Great. Thanks very much.
William Patience of Goldman Sachs will ask our next question. Please go ahead.
Good morning, Stacy.
Just two questions just
so I'm absolutely clear
in terms of the we
understand this. The impact of what you're doing in the U. S. In terms of rationalization, should we
expect that to continue for the next 2 or 3 quarters? We expect that to continue for the next 2 or 3 quarters? Because we understood that you started to implement that in the back end of last year.
Second half of last year. So pretty much through it by the end of the first half this year.
Okay. So you'll be running on a normal comp base in the second half?
On the wholesale dilution, yes.
And the same one, just to be sorry, if you've been through this already, I know. But the in the China business as well, you obviously have the uplift of being able to take on your previous franchise run stores and improve the like for likes. Now could
you just give us a little bit
more color? They were activities that improved productivity of the stores. Are we now again at a point where you're just seeing that 15 mid double digit or mid teens same store sales in China is reflective of just sell out? It's nothing that you're doing separately? Yes.
I mean clearly we talked about the fact that when we acquired business back in September 2010, there was some early wins in terms of merchandising, the focus of the Asia team on
making sure
we have the inventory from a logistics point of view in the right place at the right time. We've been putting in place the sales and service training program, which obviously, it doesn't happen overnight. And then of course, the latest was putting SAP in last November. So although we've been anniversarying some of the self help, there's still some parts to come. Interestingly, you called out the difference between the stores that we acquired from the franchisee and then by implication the stores that we've opened since.

# GIVEN INFORMATION

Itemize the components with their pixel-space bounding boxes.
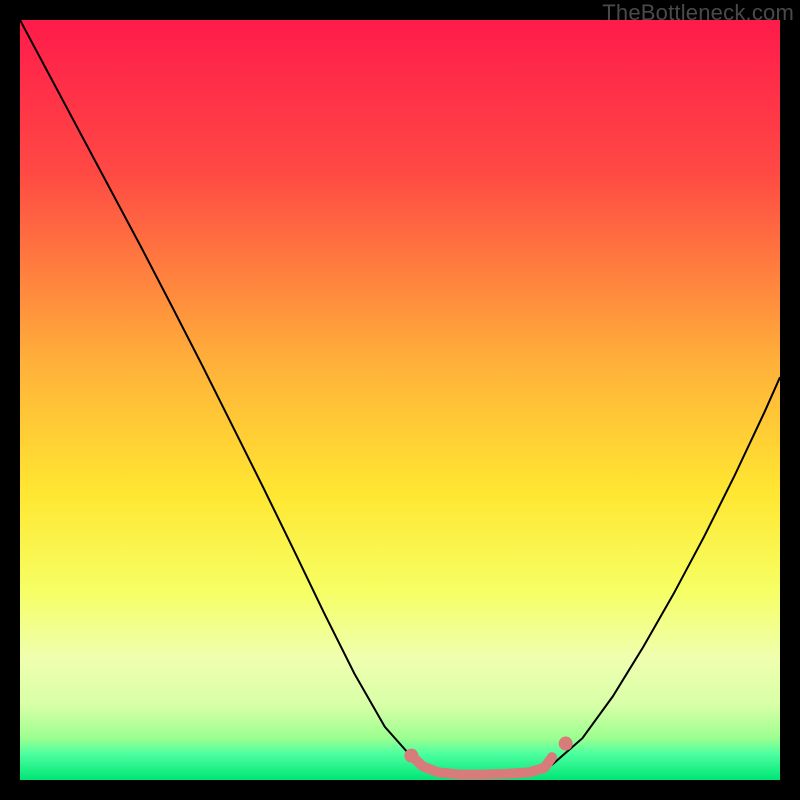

# WHAT IS EXPECTED
Reproduce the call transcript in full, word for word. Rely on the call transcript and nothing else.

# ANSWER TO THIS TASK
Great. Thanks very much.
William Patience of Goldman Sachs will ask our next question. Please go ahead.
Good morning, Stacy.
Just two questions just
so I'm absolutely clear
in terms of the we
understand this. The impact of what you're doing in the U. S. In terms of rationalization, should we
expect that to continue for the next 2 or 3 quarters? We expect that to continue for the next 2 or 3 quarters? Because we understood that you started to implement that in the back end of last year.
Second half of last year. So pretty much through it by the end of the first half this year.
Okay. So you'll be running on a normal comp base in the second half?
On the wholesale dilution, yes.
And the same one, just to be sorry, if you've been through this already, I know. But the in the China business as well, you obviously have the uplift of being able to take on your previous franchise run stores and improve the like for likes. Now could
you just give us a little bit
more color? They were activities that improved productivity of the stores. Are we now again at a point where you're just seeing that 15 mid double digit or mid teens same store sales in China is reflective of just sell out? It's nothing that you're doing separately? Yes.
I mean clearly we talked about the fact that when we acquired business back in September 2010, there was some early wins in terms of merchandising, the focus of the Asia team on
making sure
we have the inventory from a logistics point of view in the right place at the right time. We've been putting in place the sales and service training program, which obviously, it doesn't happen overnight. And then of course, the latest was putting SAP in last November. So although we've been anniversarying some of the self help, there's still some parts to come. Interestingly, you called out the difference between the stores that we acquired from the franchisee and then by implication the stores that we've opened since.